## Given instruction:
Isolate every line in the records below with "time" in it.

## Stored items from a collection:
■ ■ ■ ■ ■

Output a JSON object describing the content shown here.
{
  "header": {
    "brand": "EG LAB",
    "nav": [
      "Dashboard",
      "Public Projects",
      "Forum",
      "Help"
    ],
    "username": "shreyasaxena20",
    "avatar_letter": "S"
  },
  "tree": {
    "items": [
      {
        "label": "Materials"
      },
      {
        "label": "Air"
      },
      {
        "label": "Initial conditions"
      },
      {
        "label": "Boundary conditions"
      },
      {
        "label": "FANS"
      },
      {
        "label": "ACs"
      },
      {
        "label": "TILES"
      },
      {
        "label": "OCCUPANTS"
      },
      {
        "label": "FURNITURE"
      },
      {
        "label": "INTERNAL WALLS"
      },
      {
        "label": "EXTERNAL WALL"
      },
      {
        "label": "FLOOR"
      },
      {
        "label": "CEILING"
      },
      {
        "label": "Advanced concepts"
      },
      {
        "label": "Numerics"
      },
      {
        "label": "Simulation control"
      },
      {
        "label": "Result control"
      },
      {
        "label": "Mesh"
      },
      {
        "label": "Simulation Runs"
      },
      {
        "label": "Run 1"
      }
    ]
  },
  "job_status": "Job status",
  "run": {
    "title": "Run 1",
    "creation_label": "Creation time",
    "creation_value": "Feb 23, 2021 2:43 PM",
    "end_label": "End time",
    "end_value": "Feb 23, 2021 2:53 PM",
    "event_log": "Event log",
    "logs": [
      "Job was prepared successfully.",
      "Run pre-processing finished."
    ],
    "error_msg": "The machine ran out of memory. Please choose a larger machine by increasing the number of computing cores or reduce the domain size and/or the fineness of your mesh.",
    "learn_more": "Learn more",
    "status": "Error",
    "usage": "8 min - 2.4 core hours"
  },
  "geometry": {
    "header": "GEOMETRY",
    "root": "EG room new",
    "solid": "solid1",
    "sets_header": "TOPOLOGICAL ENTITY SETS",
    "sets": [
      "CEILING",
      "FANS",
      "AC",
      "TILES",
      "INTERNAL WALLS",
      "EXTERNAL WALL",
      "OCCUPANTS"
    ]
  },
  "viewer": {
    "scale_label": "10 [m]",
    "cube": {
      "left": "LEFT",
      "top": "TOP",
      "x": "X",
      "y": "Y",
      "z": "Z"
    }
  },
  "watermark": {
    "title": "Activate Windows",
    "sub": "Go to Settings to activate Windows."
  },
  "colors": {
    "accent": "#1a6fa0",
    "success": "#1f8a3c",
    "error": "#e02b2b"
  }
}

■ ■ ■ ■ ■

## Answer to the exercise:
    "creation_label": "Creation time",
    "end_label": "End time",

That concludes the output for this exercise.